Green’s Dictionary of Slang

cock n.2

[abbr. SE Cockney]

1. a general term of address, esp. Cockney use.

[UK]R. Edwards Damon and Pithias (1571) Gi: Farewell cocke, before the Colier againe do vs seeke, Let vs into the Courte to parte the spoyle, share and share like.
[UK]Massinger Unnatural Combat I i: He has drawne bloud of him yet, well done, old Cocke.
[UK]R. Brome New Academy III i: Cock, I protest Cock.
[UK]Proc. Old Bailey 6 Sept. 215/2: They asked what I'd have to St. Katharine’s. I told them 18 d. Come down Cockes, says Flemming, we’ll give it you.
[UK]Bridges Homer Travestie (1764) II 223: Be bold, my cock, don’t fear to die.

Recorded data
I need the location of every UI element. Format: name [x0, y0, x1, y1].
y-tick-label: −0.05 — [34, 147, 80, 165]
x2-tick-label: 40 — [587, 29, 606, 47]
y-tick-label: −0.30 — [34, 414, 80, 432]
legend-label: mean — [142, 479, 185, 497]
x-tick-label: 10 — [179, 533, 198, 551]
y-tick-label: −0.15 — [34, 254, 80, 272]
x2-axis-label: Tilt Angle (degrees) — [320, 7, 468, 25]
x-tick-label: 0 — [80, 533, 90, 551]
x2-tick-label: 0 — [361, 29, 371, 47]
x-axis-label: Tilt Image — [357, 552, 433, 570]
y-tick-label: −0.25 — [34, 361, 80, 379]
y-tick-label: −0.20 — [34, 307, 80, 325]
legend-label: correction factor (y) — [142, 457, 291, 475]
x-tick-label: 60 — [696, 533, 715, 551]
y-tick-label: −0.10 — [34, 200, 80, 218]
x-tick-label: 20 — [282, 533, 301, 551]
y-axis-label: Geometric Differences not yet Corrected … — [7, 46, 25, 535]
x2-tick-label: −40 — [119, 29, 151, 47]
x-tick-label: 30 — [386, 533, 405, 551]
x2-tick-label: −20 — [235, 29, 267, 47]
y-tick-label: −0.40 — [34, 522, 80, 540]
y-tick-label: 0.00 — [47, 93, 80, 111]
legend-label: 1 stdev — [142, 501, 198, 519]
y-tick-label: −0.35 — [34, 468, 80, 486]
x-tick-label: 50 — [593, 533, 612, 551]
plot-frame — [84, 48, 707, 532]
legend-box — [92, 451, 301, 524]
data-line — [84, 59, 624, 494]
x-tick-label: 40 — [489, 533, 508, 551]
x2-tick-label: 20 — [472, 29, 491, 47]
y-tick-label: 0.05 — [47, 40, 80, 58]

WHAT THIS EXERCISE ASKS ::
1. Which work by Massinger does the slang dictionary entry quote?
2. Retype the part of the slang dictionary entry between "[abbr. SE Cockney]" and "fear to die.", inclusive.

SOLUTIONS ::
1. Unnatural Combat

2.
[abbr. SE Cockney]

1. a general term of address, esp. Cockney use.

[UK]R. Edwards Damon and Pithias (1571) Gi: Farewell cocke, before the Colier againe do vs seeke, Let vs into the Courte to parte the spoyle, share and share like.
[UK]Massinger Unnatural Combat I i: He has drawne bloud of him yet, well done, old Cocke.
[UK]R. Brome New Academy III i: Cock, I protest Cock.
[UK]Proc. Old Bailey 6 Sept. 215/2: They asked what I'd have to St. Katharine’s. I told them 18 d. Come down Cockes, says Flemming, we’ll give it you.
[UK]Bridges Homer Travestie (1764) II 223: Be bold, my cock, don’t fear to die.